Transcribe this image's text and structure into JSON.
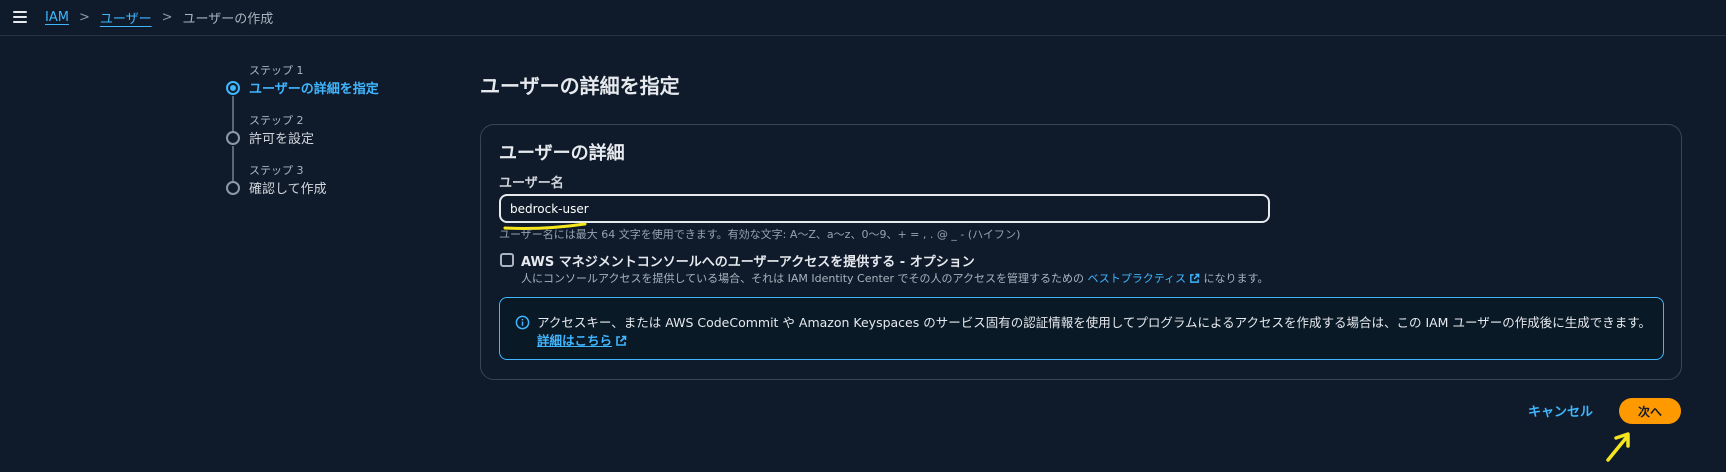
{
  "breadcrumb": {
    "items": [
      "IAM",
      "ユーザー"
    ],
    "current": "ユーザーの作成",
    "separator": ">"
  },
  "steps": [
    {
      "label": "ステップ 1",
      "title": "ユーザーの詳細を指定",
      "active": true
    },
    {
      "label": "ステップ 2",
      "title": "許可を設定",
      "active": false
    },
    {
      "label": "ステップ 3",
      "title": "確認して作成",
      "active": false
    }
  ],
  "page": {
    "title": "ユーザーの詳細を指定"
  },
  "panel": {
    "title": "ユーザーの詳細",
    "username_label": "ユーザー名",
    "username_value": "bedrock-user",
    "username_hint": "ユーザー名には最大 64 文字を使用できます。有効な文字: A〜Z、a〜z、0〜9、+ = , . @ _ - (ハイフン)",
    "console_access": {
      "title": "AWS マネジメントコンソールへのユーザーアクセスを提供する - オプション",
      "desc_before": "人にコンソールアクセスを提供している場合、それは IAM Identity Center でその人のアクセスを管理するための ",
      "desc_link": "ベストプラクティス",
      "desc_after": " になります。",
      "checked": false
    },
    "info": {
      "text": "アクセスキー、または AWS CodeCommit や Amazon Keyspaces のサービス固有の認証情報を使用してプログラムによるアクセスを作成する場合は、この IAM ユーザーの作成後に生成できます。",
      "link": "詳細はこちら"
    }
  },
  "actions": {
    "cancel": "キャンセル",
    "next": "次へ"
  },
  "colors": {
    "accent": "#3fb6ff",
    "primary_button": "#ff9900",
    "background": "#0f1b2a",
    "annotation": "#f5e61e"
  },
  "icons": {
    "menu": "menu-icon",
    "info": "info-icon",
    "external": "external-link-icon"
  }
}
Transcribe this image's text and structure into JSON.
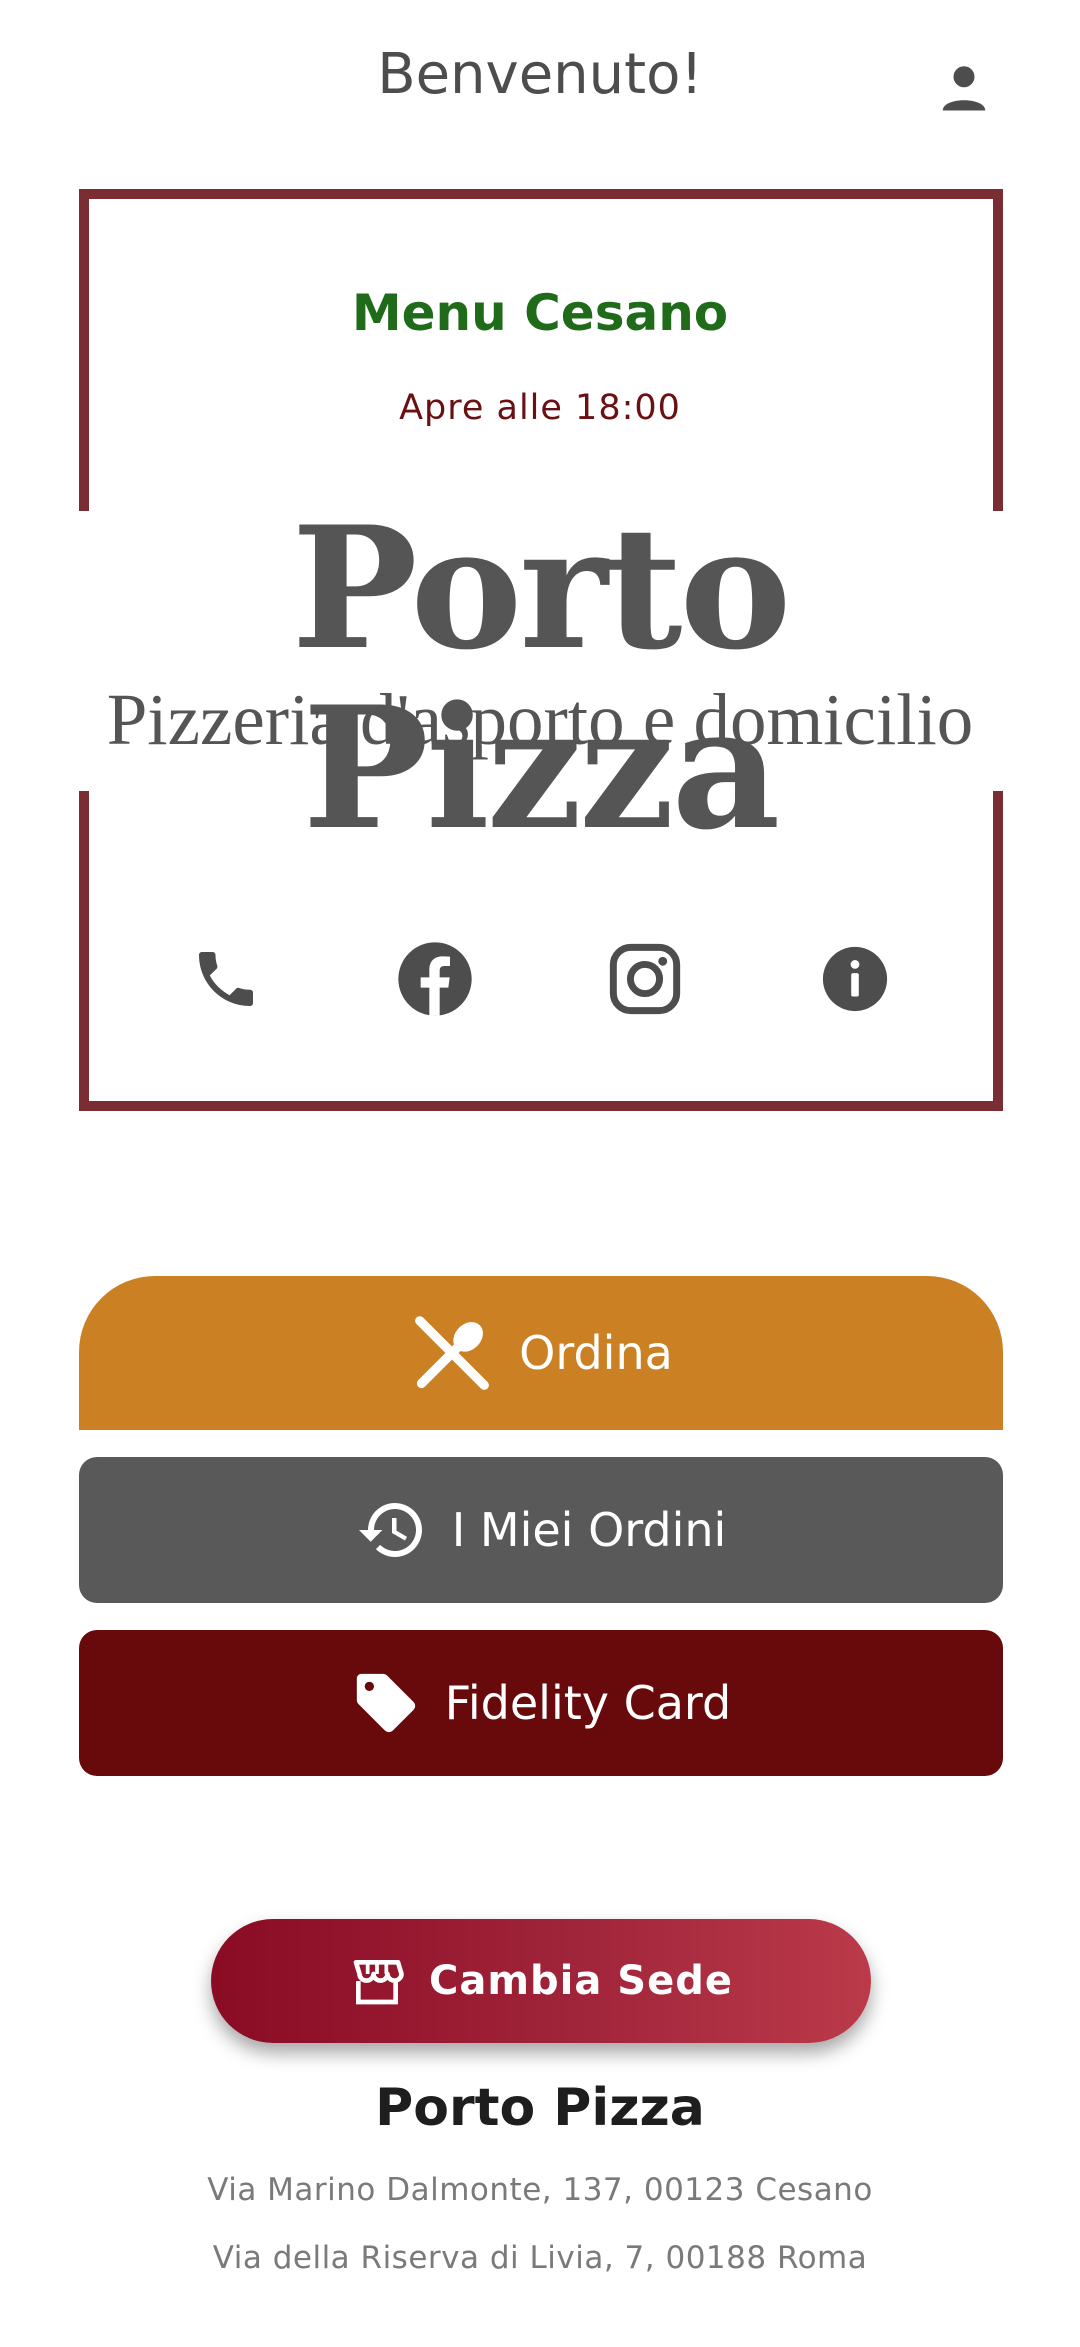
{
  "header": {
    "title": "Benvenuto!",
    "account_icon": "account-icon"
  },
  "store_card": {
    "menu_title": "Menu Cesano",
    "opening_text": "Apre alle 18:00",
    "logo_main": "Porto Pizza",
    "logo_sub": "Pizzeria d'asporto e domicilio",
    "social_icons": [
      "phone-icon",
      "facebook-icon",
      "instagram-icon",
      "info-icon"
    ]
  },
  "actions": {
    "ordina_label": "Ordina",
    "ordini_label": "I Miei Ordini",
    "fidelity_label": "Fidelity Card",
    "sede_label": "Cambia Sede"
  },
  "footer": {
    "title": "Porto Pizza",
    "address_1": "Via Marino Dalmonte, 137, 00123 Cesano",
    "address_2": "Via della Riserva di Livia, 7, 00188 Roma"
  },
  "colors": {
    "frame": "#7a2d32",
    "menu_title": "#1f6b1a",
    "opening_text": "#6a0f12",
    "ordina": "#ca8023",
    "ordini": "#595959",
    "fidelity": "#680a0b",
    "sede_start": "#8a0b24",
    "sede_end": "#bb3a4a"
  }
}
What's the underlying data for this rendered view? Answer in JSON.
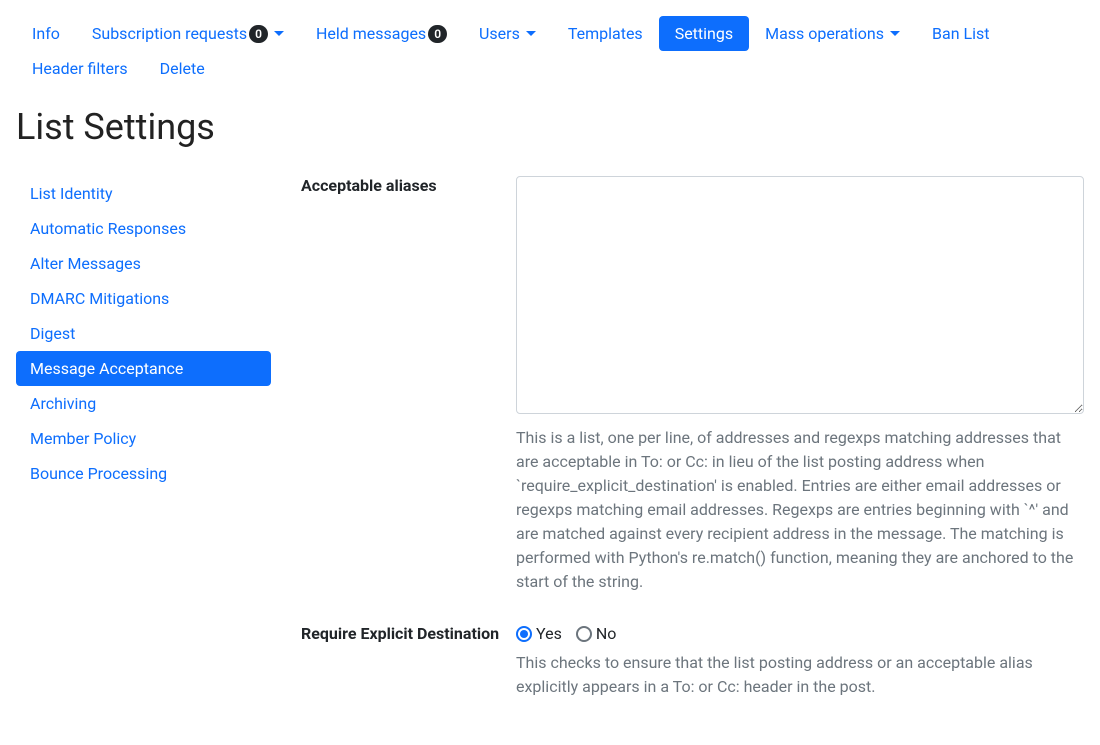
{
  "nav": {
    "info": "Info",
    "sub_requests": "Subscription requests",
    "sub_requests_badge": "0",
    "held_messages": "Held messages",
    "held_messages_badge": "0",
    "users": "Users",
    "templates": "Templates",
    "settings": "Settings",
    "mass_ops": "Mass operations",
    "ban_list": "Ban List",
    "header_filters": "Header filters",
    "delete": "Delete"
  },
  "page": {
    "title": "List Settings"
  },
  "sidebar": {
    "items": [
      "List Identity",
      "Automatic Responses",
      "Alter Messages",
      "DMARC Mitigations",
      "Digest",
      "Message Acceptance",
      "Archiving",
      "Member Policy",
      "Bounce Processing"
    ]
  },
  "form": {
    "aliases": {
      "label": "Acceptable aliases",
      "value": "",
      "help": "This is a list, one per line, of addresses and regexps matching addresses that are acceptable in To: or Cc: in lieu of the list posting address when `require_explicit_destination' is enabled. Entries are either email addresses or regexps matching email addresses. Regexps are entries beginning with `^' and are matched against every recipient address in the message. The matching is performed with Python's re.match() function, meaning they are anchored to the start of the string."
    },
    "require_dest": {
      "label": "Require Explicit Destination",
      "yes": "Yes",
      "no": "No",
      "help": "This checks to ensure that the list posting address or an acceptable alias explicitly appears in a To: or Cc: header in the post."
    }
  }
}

◆ ◆ ◆ ◆ ◆ ◆ ◆

- **Directions**: Of the lines in the data above, how many contain the word "Identity"? Give only that figure.

- **Written reply**: 2